Show all lines that include the string "правовых"; copy each one.

#### Data records:
::::::

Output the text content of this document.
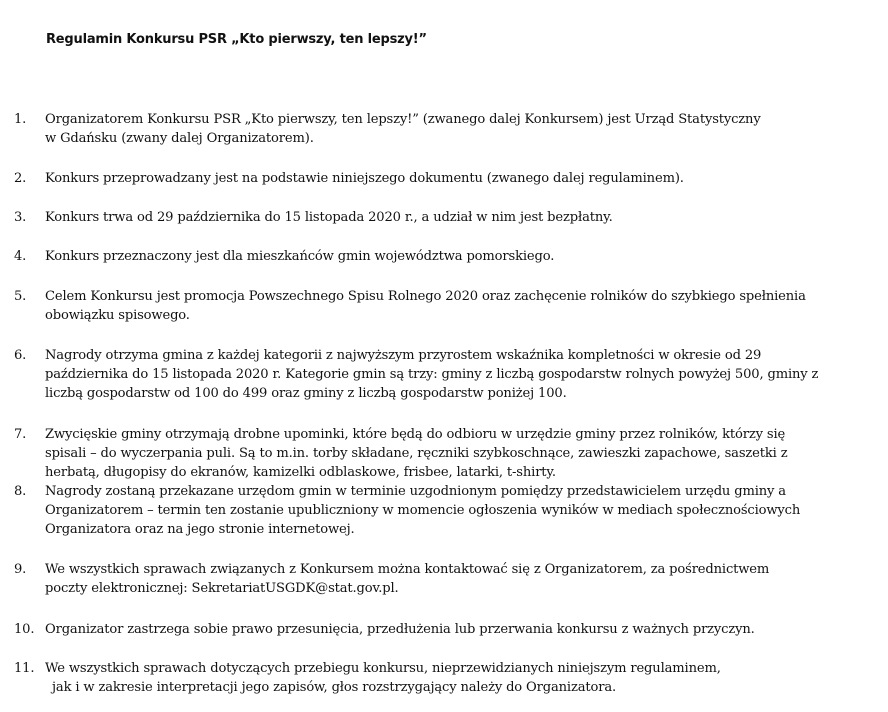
Regulamin Konkursu PSR „Kto pierwszy, ten lepszy!”
1. Organizatorem Konkursu PSR „Kto pierwszy, ten lepszy!” (zwanego dalej Konkursem) jest Urząd Statystyczny
w Gdańsku (zwany dalej Organizatorem).
2. Konkurs przeprowadzany jest na podstawie niniejszego dokumentu (zwanego dalej regulaminem).
3. Konkurs trwa od 29 października do 15 listopada 2020 r., a udział w nim jest bezpłatny.
4. Konkurs przeznaczony jest dla mieszkańców gmin województwa pomorskiego.
5. Celem Konkursu jest promocja Powszechnego Spisu Rolnego 2020 oraz zachęcenie rolników do szybkiego spełnienia
obowiązku spisowego.
6. Nagrody otrzyma gmina z każdej kategorii z najwyższym przyrostem wskaźnika kompletności w okresie od 29
października do 15 listopada 2020 r. Kategorie gmin są trzy: gminy z liczbą gospodarstw rolnych powyżej 500, gminy z
liczbą gospodarstw od 100 do 499 oraz gminy z liczbą gospodarstw poniżej 100.
7. Zwycięskie gminy otrzymają drobne upominki, które będą do odbioru w urzędzie gminy przez rolników, którzy się
spisali – do wyczerpania puli. Są to m.in. torby składane, ręczniki szybkoschnące, zawieszki zapachowe, saszetki z
herbatą, długopisy do ekranów, kamizelki odblaskowe, frisbee, latarki, t-shirty.
8. Nagrody zostaną przekazane urzędom gmin w terminie uzgodnionym pomiędzy przedstawicielem urzędu gminy a
Organizatorem – termin ten zostanie upubliczniony w momencie ogłoszenia wyników w mediach społecznościowych
Organizatora oraz na jego stronie internetowej.
9. We wszystkich sprawach związanych z Konkursem można kontaktować się z Organizatorem, za pośrednictwem
poczty elektronicznej: SekretariatUSGDK@stat.gov.pl.
10. Organizator zastrzega sobie prawo przesunięcia, przedłużenia lub przerwania konkursu z ważnych przyczyn.
11. We wszystkich sprawach dotyczących przebiegu konkursu, nieprzewidzianych niniejszym regulaminem,
jak i w zakresie interpretacji jego zapisów, głos rozstrzygający należy do Organizatora.
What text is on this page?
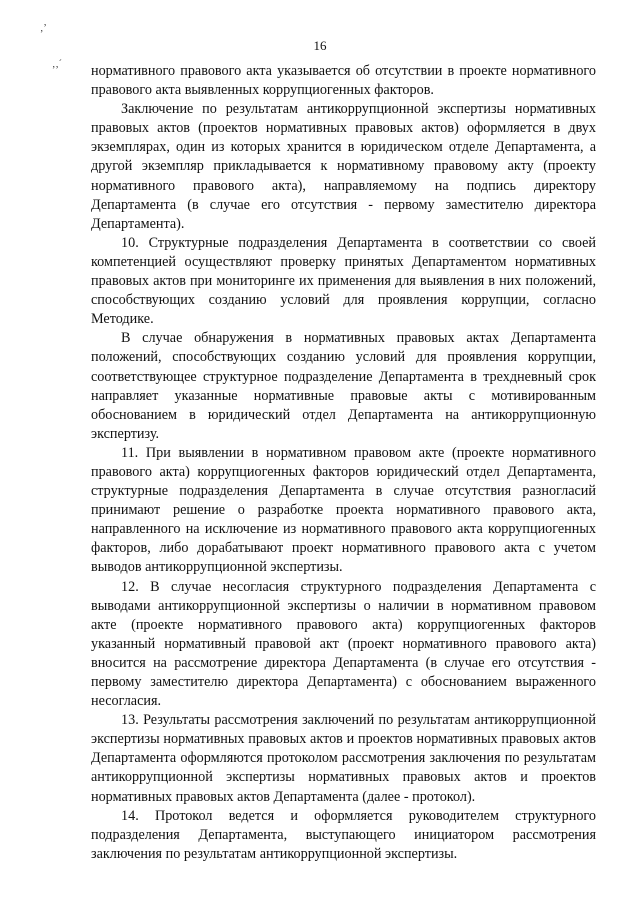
‚’
‚‚´
16

нормативного правового акта указывается об отсутствии в проекте нормативного правового акта выявленных коррупциогенных факторов.

Заключение по результатам антикоррупционной экспертизы нормативных правовых актов (проектов нормативных правовых актов) оформляется в двух экземплярах, один из которых хранится в юридическом отделе Департамента, а другой экземпляр прикладывается к нормативному правовому акту (проекту нормативного правового акта), направляемому на подпись директору Департамента (в случае его отсутствия - первому заместителю директора Департамента).

10. Структурные подразделения Департамента в соответствии со своей компетенцией осуществляют проверку принятых Департаментом нормативных правовых актов при мониторинге их применения для выявления в них положений, способствующих созданию условий для проявления коррупции, согласно Методике.

В случае обнаружения в нормативных правовых актах Департамента положений, способствующих созданию условий для проявления коррупции, соответствующее структурное подразделение Департамента в трехдневный срок направляет указанные нормативные правовые акты с мотивированным обоснованием в юридический отдел Департамента на антикоррупционную экспертизу.

11. При выявлении в нормативном правовом акте (проекте нормативного правового акта) коррупциогенных факторов юридический отдел Департамента, структурные подразделения Департамента в случае отсутствия разногласий принимают решение о разработке проекта нормативного правового акта, направленного на исключение из нормативного правового акта коррупциогенных факторов, либо дорабатывают проект нормативного правового акта с учетом выводов антикоррупционной экспертизы.

12. В случае несогласия структурного подразделения Департамента с выводами антикоррупционной экспертизы о наличии в нормативном правовом акте (проекте нормативного правового акта) коррупциогенных факторов указанный нормативный правовой акт (проект нормативного правового акта) вносится на рассмотрение директора Департамента (в случае его отсутствия - первому заместителю директора Департамента) с обоснованием выраженного несогласия.

13. Результаты рассмотрения заключений по результатам антикоррупционной экспертизы нормативных правовых актов и проектов нормативных правовых актов Департамента оформляются протоколом рассмотрения заключения по результатам антикоррупционной экспертизы нормативных правовых актов и проектов нормативных правовых актов Департамента (далее - протокол).

14. Протокол ведется и оформляется руководителем структурного подразделения Департамента, выступающего инициатором рассмотрения заключения по результатам антикоррупционной экспертизы.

::::::

#### Result:
Заключение по результатам антикоррупционной экспертизы нормативных правовых актов (проектов нормативных правовых актов) оформляется в двух экземплярах, один из которых хранится в юридическом отделе Департамента, а другой экземпляр прикладывается к нормативному правовому акту (проекту нормативного правового акта), направляемому на подпись директору Департамента (в случае его отсутствия - первому заместителю директора Департамента).
10. Структурные подразделения Департамента в соответствии со своей компетенцией осуществляют проверку принятых Департаментом нормативных правовых актов при мониторинге их применения для выявления в них положений, способствующих созданию условий для проявления коррупции, согласно Методике.
В случае обнаружения в нормативных правовых актах Департамента положений, способствующих созданию условий для проявления коррупции, соответствующее структурное подразделение Департамента в трехдневный срок направляет указанные нормативные правовые акты с мотивированным обоснованием в юридический отдел Департамента на антикоррупционную экспертизу.
13. Результаты рассмотрения заключений по результатам антикоррупционной экспертизы нормативных правовых актов и проектов нормативных правовых актов Департамента оформляются протоколом рассмотрения заключения по результатам антикоррупционной экспертизы нормативных правовых актов и проектов нормативных правовых актов Департамента (далее - протокол).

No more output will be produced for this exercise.